What the task asks
In the records from the beginning through the line that contains "pair-line (1764, 471, 1910, 616)", inclusive, change every "point-0-6-hour" to "dot-0-6-hour". Give those lines again with nothing else altered.
───── Material shown
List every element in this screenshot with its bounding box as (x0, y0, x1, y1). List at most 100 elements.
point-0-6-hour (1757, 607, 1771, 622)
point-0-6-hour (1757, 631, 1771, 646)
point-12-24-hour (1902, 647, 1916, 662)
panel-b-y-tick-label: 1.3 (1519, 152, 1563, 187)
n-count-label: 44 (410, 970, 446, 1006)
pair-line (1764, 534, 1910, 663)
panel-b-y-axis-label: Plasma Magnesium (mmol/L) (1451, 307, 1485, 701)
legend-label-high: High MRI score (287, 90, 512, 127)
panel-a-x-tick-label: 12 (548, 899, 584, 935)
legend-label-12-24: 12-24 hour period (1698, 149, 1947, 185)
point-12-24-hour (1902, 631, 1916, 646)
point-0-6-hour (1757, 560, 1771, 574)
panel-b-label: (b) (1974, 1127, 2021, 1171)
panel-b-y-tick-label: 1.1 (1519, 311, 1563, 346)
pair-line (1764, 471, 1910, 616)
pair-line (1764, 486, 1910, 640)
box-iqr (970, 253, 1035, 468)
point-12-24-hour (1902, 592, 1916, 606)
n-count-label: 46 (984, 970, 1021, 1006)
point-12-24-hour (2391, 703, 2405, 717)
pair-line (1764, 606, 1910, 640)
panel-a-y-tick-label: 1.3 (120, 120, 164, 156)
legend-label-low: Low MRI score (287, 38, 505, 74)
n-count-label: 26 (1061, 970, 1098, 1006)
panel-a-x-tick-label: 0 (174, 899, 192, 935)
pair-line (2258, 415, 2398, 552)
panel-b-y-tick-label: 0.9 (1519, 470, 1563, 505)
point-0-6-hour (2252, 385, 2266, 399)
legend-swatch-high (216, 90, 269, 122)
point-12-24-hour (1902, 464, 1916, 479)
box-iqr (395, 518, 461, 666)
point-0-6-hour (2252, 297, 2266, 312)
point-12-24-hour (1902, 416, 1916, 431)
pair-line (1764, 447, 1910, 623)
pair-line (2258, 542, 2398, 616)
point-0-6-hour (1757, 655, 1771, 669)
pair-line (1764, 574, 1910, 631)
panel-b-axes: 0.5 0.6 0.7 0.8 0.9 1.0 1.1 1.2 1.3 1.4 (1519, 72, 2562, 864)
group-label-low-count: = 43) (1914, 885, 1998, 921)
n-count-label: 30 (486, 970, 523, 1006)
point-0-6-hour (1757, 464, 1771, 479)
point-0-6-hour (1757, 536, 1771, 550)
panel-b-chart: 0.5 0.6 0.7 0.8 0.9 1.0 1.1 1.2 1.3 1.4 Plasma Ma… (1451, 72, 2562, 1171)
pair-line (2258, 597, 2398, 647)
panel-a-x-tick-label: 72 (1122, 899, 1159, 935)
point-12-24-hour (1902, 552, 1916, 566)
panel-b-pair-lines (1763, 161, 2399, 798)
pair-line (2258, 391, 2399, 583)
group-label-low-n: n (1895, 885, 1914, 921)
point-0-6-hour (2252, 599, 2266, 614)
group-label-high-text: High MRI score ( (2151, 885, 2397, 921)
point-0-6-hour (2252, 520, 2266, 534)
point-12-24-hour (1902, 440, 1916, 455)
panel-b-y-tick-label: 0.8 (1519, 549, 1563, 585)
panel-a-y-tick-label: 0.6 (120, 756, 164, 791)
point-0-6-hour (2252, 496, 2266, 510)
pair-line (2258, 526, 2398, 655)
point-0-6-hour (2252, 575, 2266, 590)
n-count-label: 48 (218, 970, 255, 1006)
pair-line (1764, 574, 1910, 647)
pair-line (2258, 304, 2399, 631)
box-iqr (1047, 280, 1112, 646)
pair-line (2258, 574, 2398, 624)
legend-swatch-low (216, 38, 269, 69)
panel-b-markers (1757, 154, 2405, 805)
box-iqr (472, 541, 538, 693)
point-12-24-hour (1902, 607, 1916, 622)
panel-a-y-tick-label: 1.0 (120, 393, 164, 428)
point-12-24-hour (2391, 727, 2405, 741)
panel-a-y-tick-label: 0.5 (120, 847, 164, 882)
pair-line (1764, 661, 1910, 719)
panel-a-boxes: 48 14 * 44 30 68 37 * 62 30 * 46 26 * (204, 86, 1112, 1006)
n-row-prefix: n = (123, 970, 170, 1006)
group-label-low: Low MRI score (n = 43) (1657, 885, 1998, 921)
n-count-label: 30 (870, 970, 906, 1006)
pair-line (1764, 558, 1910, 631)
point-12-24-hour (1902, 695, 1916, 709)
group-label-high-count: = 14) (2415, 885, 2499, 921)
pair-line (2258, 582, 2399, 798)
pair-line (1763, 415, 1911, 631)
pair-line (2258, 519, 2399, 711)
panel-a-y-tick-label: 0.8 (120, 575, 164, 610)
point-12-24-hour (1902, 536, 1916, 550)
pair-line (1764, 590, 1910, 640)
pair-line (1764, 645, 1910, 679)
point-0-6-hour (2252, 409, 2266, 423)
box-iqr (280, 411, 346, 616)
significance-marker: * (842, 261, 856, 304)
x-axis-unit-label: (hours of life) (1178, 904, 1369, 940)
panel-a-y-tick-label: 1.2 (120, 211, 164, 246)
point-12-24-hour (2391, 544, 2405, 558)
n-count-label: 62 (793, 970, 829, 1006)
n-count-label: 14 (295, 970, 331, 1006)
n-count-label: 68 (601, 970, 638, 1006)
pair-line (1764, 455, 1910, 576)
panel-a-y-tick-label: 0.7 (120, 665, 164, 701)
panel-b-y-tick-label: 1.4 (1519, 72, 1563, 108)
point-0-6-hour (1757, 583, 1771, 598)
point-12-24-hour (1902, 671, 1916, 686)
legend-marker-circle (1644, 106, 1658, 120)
──────────
Result of this exercise
List every element in this screenshot with its bounding box as (x0, y0, x1, y1). List at most 100 elements.
dot-0-6-hour (1757, 607, 1771, 622)
dot-0-6-hour (1757, 631, 1771, 646)
point-12-24-hour (1902, 647, 1916, 662)
panel-b-y-tick-label: 1.3 (1519, 152, 1563, 187)
n-count-label: 44 (410, 970, 446, 1006)
pair-line (1764, 534, 1910, 663)
panel-b-y-axis-label: Plasma Magnesium (mmol/L) (1451, 307, 1485, 701)
legend-label-high: High MRI score (287, 90, 512, 127)
panel-a-x-tick-label: 12 (548, 899, 584, 935)
legend-label-12-24: 12-24 hour period (1698, 149, 1947, 185)
point-12-24-hour (1902, 631, 1916, 646)
dot-0-6-hour (1757, 560, 1771, 574)
panel-b-label: (b) (1974, 1127, 2021, 1171)
panel-b-y-tick-label: 1.1 (1519, 311, 1563, 346)
pair-line (1764, 471, 1910, 616)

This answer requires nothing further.